• [RECORDED INFORMATION]

*-*-*

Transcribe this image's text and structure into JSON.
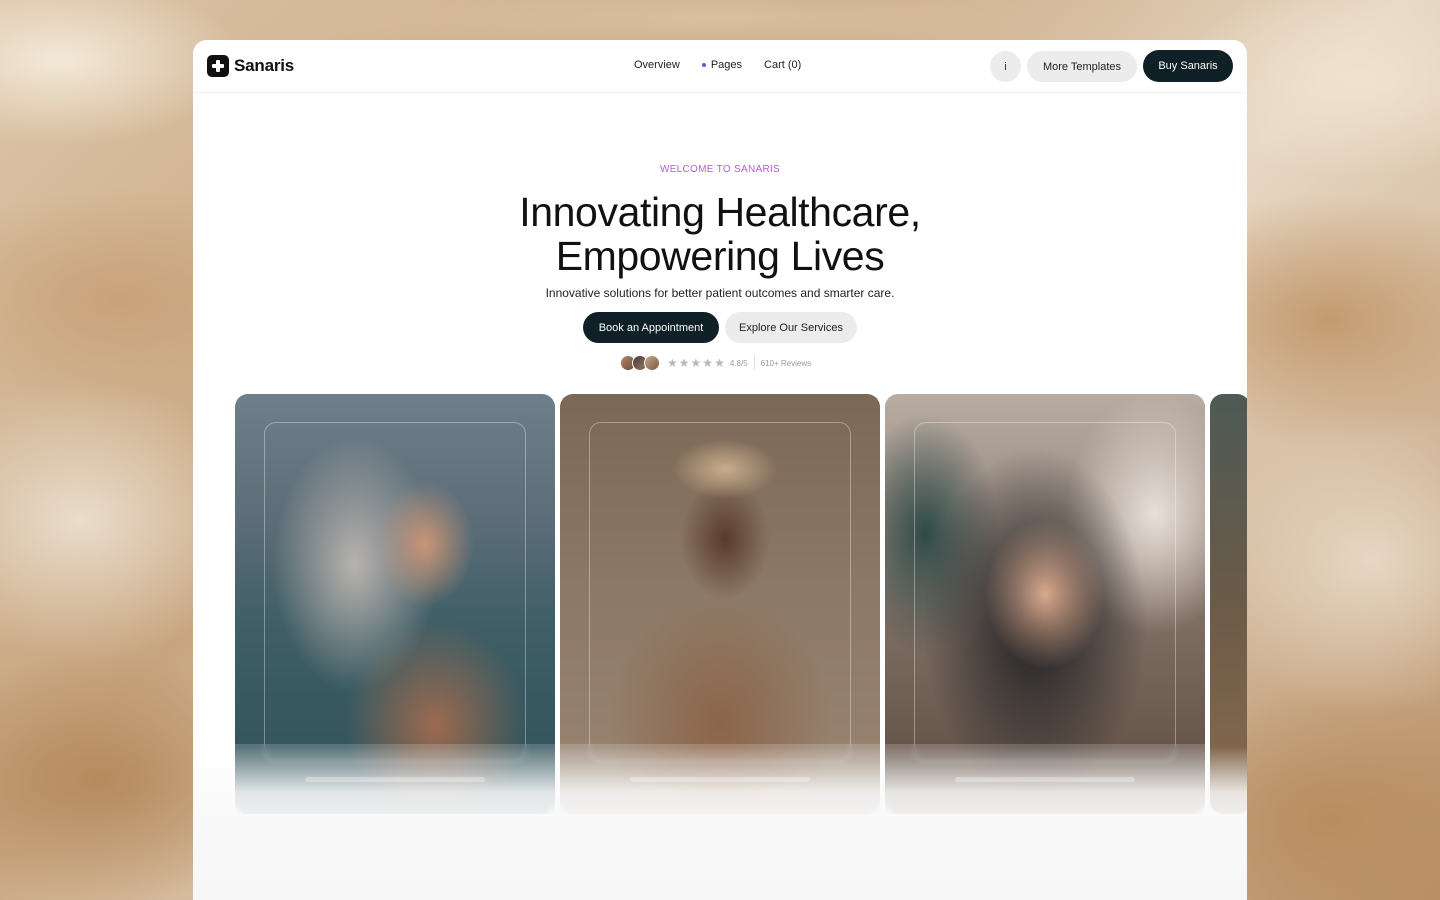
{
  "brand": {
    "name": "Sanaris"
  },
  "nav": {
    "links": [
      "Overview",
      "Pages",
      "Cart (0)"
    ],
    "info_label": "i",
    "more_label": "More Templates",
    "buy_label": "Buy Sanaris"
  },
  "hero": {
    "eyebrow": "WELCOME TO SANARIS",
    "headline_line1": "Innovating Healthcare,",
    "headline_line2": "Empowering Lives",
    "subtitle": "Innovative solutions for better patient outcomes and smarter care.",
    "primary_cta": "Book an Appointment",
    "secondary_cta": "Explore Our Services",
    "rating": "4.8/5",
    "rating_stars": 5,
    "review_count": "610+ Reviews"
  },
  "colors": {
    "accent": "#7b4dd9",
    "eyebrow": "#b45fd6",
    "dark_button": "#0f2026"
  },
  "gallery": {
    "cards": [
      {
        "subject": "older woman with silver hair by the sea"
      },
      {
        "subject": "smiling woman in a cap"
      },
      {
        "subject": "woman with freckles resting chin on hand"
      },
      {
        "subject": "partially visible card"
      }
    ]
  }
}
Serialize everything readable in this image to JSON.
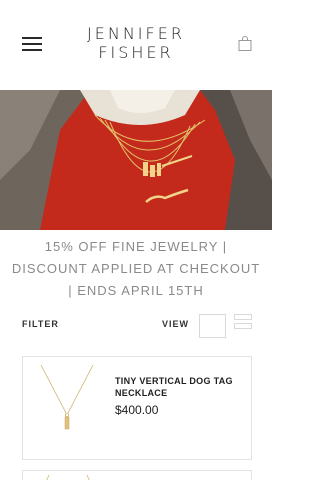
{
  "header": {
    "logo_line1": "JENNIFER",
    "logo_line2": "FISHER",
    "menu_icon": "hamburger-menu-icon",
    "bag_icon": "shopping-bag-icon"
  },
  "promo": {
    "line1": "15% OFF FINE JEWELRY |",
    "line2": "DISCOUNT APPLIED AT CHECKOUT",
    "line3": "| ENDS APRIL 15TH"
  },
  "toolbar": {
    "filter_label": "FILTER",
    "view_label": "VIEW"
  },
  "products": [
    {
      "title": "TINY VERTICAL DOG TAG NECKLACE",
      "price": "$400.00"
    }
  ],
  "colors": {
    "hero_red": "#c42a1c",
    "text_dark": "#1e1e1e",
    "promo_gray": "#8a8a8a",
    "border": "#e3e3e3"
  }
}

*-*-*

• [TASK TO COMPLETE] Without the pictures, repeat all the records word for word.

• [SOLUTION TO THE PROBLEM]
Transcribe this image's text and structure into JSON.
{
  "brand": {
    "name": "Sanaris"
  },
  "nav": {
    "links": [
      "Overview",
      "Pages",
      "Cart (0)"
    ],
    "info_label": "i",
    "more_label": "More Templates",
    "buy_label": "Buy Sanaris"
  },
  "hero": {
    "eyebrow": "WELCOME TO SANARIS",
    "headline_line1": "Innovating Healthcare,",
    "headline_line2": "Empowering Lives",
    "subtitle": "Innovative solutions for better patient outcomes and smarter care.",
    "primary_cta": "Book an Appointment",
    "secondary_cta": "Explore Our Services",
    "rating": "4.8/5",
    "rating_stars": 5,
    "review_count": "610+ Reviews"
  },
  "colors": {
    "accent": "#7b4dd9",
    "eyebrow": "#b45fd6",
    "dark_button": "#0f2026"
  },
  "gallery": {
    "cards": [
      {
        "subject": "older woman with silver hair by the sea"
      },
      {
        "subject": "smiling woman in a cap"
      },
      {
        "subject": "woman with freckles resting chin on hand"
      },
      {
        "subject": "partially visible card"
      }
    ]
  }
}
Serialize everything readable in this image to JSON.
{
  "header": {
    "logo_line1": "JENNIFER",
    "logo_line2": "FISHER",
    "menu_icon": "hamburger-menu-icon",
    "bag_icon": "shopping-bag-icon"
  },
  "promo": {
    "line1": "15% OFF FINE JEWELRY |",
    "line2": "DISCOUNT APPLIED AT CHECKOUT",
    "line3": "| ENDS APRIL 15TH"
  },
  "toolbar": {
    "filter_label": "FILTER",
    "view_label": "VIEW"
  },
  "products": [
    {
      "title": "TINY VERTICAL DOG TAG NECKLACE",
      "price": "$400.00"
    }
  ],
  "colors": {
    "hero_red": "#c42a1c",
    "text_dark": "#1e1e1e",
    "promo_gray": "#8a8a8a",
    "border": "#e3e3e3"
  }
}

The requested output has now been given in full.